> **STORED ROWS**:
-- start --

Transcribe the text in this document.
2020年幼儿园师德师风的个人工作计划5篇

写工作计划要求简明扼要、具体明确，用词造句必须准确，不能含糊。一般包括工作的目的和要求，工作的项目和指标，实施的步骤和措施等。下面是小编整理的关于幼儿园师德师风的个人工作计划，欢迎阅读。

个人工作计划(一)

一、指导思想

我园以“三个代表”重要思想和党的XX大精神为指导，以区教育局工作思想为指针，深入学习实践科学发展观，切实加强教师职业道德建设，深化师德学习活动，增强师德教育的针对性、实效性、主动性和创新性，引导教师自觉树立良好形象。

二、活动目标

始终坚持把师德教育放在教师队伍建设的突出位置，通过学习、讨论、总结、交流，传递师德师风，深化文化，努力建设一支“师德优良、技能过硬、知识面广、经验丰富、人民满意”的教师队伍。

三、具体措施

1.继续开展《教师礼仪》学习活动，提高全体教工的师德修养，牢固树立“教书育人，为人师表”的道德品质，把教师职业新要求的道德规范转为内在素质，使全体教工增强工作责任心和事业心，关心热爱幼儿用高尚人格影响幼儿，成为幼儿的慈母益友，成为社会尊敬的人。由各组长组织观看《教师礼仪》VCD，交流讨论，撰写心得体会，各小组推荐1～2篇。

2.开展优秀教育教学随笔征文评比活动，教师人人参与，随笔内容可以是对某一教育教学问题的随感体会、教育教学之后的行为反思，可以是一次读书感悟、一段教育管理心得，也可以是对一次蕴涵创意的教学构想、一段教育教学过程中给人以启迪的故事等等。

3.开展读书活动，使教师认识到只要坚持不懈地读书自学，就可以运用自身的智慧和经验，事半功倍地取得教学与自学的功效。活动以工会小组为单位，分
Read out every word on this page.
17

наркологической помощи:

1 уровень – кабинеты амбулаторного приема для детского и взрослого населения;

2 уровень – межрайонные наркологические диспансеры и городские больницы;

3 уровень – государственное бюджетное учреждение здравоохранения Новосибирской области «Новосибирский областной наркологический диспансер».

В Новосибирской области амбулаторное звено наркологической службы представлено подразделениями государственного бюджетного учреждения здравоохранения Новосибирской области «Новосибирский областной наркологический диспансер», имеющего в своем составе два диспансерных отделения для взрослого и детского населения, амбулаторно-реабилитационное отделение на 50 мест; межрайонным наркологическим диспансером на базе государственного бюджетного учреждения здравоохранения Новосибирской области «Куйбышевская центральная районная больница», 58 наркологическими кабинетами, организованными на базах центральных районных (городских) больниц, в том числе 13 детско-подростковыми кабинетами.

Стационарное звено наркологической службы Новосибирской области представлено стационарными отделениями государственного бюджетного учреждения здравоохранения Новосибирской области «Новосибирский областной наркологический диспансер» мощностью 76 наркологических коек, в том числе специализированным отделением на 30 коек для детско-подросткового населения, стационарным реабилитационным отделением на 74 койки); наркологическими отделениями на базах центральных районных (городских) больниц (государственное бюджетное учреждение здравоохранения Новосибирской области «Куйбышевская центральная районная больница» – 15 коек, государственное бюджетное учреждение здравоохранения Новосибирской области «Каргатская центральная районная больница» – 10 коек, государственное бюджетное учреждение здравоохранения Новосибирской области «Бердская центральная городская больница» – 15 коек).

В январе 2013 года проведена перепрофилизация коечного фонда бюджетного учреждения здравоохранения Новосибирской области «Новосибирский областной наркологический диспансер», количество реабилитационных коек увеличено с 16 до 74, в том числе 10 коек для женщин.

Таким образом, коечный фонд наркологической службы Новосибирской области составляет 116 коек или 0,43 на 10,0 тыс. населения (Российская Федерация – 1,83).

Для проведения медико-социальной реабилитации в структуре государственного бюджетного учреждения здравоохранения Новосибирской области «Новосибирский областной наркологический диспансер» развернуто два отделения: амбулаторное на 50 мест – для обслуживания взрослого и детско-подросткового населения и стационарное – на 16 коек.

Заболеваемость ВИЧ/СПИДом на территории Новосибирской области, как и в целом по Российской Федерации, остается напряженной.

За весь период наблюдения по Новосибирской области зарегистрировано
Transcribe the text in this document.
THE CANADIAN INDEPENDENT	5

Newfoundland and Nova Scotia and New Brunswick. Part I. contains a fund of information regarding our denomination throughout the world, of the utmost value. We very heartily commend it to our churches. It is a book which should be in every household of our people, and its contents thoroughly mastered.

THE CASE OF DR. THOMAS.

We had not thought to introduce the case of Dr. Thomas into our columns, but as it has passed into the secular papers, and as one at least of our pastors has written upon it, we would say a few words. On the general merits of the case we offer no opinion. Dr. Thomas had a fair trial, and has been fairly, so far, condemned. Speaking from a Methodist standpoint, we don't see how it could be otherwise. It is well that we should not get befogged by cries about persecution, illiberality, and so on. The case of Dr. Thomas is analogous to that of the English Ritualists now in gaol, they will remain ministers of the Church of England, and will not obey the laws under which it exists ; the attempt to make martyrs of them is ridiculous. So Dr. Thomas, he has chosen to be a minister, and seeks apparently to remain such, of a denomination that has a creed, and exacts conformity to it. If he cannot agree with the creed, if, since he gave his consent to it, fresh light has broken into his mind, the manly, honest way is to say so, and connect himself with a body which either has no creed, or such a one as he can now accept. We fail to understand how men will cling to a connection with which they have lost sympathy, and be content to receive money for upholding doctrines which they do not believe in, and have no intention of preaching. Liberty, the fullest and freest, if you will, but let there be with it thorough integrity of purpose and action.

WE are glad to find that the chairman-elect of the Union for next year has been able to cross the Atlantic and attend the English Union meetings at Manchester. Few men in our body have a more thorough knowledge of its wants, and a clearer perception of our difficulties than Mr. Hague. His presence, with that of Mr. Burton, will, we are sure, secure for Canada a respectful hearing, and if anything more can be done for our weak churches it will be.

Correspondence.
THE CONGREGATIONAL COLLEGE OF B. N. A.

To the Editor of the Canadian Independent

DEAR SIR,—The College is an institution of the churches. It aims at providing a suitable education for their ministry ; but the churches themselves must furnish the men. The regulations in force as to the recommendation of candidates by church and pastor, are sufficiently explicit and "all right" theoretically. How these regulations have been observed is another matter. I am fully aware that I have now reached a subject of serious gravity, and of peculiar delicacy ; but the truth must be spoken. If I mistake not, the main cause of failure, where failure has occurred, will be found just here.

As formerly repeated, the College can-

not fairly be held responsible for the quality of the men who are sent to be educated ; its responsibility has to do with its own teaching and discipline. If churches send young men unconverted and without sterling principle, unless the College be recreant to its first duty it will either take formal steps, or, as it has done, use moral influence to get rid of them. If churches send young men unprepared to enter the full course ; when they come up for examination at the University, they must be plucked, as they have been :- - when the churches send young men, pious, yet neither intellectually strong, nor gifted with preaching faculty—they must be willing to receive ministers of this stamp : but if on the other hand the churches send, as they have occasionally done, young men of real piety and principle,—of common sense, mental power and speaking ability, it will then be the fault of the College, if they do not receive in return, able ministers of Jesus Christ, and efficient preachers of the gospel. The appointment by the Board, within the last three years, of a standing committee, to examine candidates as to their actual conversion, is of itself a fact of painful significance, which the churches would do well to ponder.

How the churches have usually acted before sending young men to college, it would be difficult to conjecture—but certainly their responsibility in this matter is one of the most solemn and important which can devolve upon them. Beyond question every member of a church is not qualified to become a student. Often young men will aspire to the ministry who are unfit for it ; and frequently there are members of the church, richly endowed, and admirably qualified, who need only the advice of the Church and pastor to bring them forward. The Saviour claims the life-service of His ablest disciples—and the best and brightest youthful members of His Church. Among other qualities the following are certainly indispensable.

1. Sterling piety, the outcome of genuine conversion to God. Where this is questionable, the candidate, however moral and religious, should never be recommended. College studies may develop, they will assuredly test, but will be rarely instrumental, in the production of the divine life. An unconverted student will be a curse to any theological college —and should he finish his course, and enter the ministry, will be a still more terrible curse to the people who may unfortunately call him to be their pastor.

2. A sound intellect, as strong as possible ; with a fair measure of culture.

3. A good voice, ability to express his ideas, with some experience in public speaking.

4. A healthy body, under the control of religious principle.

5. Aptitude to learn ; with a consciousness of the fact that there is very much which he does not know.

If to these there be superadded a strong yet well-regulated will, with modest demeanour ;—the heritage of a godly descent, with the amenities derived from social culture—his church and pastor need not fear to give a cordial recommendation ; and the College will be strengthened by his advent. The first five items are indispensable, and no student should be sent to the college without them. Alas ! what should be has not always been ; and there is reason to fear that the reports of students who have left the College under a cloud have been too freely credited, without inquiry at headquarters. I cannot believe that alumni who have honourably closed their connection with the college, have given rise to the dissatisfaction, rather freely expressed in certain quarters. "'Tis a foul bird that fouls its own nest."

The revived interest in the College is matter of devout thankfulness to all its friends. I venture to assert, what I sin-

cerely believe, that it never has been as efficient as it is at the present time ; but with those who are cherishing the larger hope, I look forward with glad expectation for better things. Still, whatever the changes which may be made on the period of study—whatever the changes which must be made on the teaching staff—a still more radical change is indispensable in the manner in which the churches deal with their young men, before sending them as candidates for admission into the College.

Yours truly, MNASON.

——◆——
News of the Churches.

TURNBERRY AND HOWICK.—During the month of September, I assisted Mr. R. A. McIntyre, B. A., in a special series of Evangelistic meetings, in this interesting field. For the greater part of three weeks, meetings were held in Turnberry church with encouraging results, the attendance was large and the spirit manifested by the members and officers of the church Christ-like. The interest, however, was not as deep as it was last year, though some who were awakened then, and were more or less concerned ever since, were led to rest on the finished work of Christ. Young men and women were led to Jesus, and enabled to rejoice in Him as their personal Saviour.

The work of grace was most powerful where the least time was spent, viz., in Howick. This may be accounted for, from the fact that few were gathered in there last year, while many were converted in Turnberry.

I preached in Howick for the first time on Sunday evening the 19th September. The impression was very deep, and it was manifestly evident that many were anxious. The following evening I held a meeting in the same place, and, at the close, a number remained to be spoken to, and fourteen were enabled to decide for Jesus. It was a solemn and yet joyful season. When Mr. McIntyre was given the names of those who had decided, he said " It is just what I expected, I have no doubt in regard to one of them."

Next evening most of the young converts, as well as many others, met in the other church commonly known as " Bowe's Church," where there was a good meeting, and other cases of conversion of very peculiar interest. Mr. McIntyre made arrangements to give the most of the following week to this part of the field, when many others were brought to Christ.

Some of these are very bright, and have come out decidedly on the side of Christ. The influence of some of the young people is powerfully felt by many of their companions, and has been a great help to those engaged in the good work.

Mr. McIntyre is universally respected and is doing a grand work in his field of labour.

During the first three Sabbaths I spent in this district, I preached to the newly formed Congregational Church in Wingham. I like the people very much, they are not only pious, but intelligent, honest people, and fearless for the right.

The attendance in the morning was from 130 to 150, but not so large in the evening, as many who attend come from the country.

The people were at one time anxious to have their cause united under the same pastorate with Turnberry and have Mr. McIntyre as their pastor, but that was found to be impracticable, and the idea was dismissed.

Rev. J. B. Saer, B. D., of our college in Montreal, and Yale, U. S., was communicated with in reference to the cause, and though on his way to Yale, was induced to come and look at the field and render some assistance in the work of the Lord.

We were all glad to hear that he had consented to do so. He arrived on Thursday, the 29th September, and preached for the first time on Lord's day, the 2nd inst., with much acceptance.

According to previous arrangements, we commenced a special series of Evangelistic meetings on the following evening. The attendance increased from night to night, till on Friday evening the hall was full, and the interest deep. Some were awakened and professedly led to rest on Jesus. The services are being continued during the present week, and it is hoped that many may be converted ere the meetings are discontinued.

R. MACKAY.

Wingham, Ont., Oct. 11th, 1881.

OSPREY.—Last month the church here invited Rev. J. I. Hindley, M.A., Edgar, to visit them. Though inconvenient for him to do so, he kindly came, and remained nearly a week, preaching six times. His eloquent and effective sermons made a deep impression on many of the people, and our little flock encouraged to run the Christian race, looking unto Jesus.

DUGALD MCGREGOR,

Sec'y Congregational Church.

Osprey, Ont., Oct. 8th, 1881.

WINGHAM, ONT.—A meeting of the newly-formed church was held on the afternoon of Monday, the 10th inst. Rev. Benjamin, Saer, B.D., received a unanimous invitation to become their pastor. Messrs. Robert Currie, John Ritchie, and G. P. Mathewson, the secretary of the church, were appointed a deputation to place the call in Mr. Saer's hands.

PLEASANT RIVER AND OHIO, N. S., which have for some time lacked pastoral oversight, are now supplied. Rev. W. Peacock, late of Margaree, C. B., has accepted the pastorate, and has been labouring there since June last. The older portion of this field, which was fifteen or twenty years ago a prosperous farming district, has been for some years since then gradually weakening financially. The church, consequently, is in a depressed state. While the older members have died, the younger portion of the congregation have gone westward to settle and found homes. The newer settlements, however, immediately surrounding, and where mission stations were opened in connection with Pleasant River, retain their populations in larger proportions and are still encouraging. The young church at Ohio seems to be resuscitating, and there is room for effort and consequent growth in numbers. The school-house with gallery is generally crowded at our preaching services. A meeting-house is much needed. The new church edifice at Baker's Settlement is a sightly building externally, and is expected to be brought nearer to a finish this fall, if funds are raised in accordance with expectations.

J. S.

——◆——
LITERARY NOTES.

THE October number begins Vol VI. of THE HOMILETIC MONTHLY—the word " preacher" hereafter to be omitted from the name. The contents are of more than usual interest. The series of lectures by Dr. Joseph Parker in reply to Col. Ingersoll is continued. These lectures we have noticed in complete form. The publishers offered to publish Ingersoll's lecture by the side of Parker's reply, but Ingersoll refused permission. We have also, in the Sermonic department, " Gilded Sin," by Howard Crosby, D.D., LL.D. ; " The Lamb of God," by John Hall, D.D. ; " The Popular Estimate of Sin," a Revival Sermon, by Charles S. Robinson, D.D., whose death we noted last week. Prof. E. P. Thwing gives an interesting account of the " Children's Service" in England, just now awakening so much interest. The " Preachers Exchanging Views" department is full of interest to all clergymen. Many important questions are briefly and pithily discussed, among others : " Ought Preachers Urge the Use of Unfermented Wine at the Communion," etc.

-- end --

> **SHORT TASK**:
Pick out the lines containing the string "expected".

> **THE SOLUTION**:
I preached in Howick for the first time on Sunday evening the 19th September. The impression was very deep, and it was manifestly evident that many were anxious. The following evening I held a meeting in the same place, and, at the close, a number remained to be spoken to, and fourteen were enabled to decide for Jesus. It was a solemn and yet joyful season. When Mr. McIntyre was given the names of those who had decided, he said " It is just what I expected, I have no doubt in regard to one of them."
PLEASANT RIVER AND OHIO, N. S., which have for some time lacked pastoral oversight, are now supplied. Rev. W. Peacock, late of Margaree, C. B., has accepted the pastorate, and has been labouring there since June last. The older portion of this field, which was fifteen or twenty years ago a prosperous farming district, has been for some years since then gradually weakening financially. The church, consequently, is in a depressed state. While the older members have died, the younger portion of the congregation have gone westward to settle and found homes. The newer settlements, however, immediately surrounding, and where mission stations were opened in connection with Pleasant River, retain their populations in larger proportions and are still encouraging. The young church at Ohio seems to be resuscitating, and there is room for effort and consequent growth in numbers. The school-house with gallery is generally crowded at our preaching services. A meeting-house is much needed. The new church edifice at Baker's Settlement is a sightly building externally, and is expected to be brought nearer to a finish this fall, if funds are raised in accordance with expectations.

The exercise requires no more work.